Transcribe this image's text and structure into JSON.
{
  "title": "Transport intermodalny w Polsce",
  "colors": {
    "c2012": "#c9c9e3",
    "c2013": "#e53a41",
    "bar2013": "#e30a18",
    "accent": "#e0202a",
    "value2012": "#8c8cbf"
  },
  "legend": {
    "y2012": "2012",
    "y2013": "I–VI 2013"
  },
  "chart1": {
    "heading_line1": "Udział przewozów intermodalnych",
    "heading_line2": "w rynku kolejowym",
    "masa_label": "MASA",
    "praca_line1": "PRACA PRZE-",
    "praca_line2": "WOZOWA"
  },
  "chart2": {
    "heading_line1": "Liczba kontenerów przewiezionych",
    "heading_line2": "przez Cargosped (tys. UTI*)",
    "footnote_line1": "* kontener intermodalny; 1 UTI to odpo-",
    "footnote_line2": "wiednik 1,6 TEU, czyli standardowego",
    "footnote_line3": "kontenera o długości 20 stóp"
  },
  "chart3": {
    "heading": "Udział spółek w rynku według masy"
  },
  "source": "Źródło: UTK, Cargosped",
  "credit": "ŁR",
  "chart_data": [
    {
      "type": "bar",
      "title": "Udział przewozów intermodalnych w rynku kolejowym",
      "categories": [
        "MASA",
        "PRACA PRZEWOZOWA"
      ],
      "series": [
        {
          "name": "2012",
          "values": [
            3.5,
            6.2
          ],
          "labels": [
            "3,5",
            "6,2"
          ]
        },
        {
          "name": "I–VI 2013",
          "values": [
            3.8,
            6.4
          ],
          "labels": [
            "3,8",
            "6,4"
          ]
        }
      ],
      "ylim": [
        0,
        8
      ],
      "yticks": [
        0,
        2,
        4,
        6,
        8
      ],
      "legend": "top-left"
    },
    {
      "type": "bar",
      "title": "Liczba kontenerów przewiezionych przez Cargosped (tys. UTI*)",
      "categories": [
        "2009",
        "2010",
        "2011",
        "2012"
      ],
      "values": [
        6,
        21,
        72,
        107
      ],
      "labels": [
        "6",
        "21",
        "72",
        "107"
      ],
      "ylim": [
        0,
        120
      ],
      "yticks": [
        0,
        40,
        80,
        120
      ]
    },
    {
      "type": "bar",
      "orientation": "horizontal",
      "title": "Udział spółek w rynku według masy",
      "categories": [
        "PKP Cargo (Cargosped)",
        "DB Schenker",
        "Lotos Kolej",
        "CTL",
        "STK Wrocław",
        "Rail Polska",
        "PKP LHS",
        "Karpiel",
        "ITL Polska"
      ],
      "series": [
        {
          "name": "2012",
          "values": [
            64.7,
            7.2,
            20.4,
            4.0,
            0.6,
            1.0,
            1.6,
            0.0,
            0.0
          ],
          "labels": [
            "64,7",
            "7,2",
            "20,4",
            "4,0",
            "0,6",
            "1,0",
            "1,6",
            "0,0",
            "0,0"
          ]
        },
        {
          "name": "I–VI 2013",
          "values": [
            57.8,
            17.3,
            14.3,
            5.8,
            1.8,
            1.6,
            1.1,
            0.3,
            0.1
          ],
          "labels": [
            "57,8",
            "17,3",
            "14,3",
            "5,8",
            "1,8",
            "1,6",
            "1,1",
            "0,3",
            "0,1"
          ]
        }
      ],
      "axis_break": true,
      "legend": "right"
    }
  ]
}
|---|
Write the whole listing out again. Keep every line exactly as it is.

Transcribe this image's text and structure into JSON.
{
  "title": "Transport intermodalny w Polsce",
  "colors": {
    "c2012": "#c9c9e3",
    "c2013": "#e53a41",
    "bar2013": "#e30a18",
    "accent": "#e0202a",
    "value2012": "#8c8cbf"
  },
  "legend": {
    "y2012": "2012",
    "y2013": "I–VI 2013"
  },
  "chart1": {
    "heading_line1": "Udział przewozów intermodalnych",
    "heading_line2": "w rynku kolejowym",
    "masa_label": "MASA",
    "praca_line1": "PRACA PRZE-",
    "praca_line2": "WOZOWA"
  },
  "chart2": {
    "heading_line1": "Liczba kontenerów przewiezionych",
    "heading_line2": "przez Cargosped (tys. UTI*)",
    "footnote_line1": "* kontener intermodalny; 1 UTI to odpo-",
    "footnote_line2": "wiednik 1,6 TEU, czyli standardowego",
    "footnote_line3": "kontenera o długości 20 stóp"
  },
  "chart3": {
    "heading": "Udział spółek w rynku według masy"
  },
  "source": "Źródło: UTK, Cargosped",
  "credit": "ŁR",
  "chart_data": [
    {
      "type": "bar",
      "title": "Udział przewozów intermodalnych w rynku kolejowym",
      "categories": [
        "MASA",
        "PRACA PRZEWOZOWA"
      ],
      "series": [
        {
          "name": "2012",
          "values": [
            3.5,
            6.2
          ],
          "labels": [
            "3,5",
            "6,2"
          ]
        },
        {
          "name": "I–VI 2013",
          "values": [
            3.8,
            6.4
          ],
          "labels": [
            "3,8",
            "6,4"
          ]
        }
      ],
      "ylim": [
        0,
        8
      ],
      "yticks": [
        0,
        2,
        4,
        6,
        8
      ],
      "legend": "top-left"
    },
    {
      "type": "bar",
      "title": "Liczba kontenerów przewiezionych przez Cargosped (tys. UTI*)",
      "categories": [
        "2009",
        "2010",
        "2011",
        "2012"
      ],
      "values": [
        6,
        21,
        72,
        107
      ],
      "labels": [
        "6",
        "21",
        "72",
        "107"
      ],
      "ylim": [
        0,
        120
      ],
      "yticks": [
        0,
        40,
        80,
        120
      ]
    },
    {
      "type": "bar",
      "orientation": "horizontal",
      "title": "Udział spółek w rynku według masy",
      "categories": [
        "PKP Cargo (Cargosped)",
        "DB Schenker",
        "Lotos Kolej",
        "CTL",
        "STK Wrocław",
        "Rail Polska",
        "PKP LHS",
        "Karpiel",
        "ITL Polska"
      ],
      "series": [
        {
          "name": "2012",
          "values": [
            64.7,
            7.2,
            20.4,
            4.0,
            0.6,
            1.0,
            1.6,
            0.0,
            0.0
          ],
          "labels": [
            "64,7",
            "7,2",
            "20,4",
            "4,0",
            "0,6",
            "1,0",
            "1,6",
            "0,0",
            "0,0"
          ]
        },
        {
          "name": "I–VI 2013",
          "values": [
            57.8,
            17.3,
            14.3,
            5.8,
            1.8,
            1.6,
            1.1,
            0.3,
            0.1
          ],
          "labels": [
            "57,8",
            "17,3",
            "14,3",
            "5,8",
            "1,8",
            "1,6",
            "1,1",
            "0,3",
            "0,1"
          ]
        }
      ],
      "axis_break": true,
      "legend": "right"
    }
  ]
}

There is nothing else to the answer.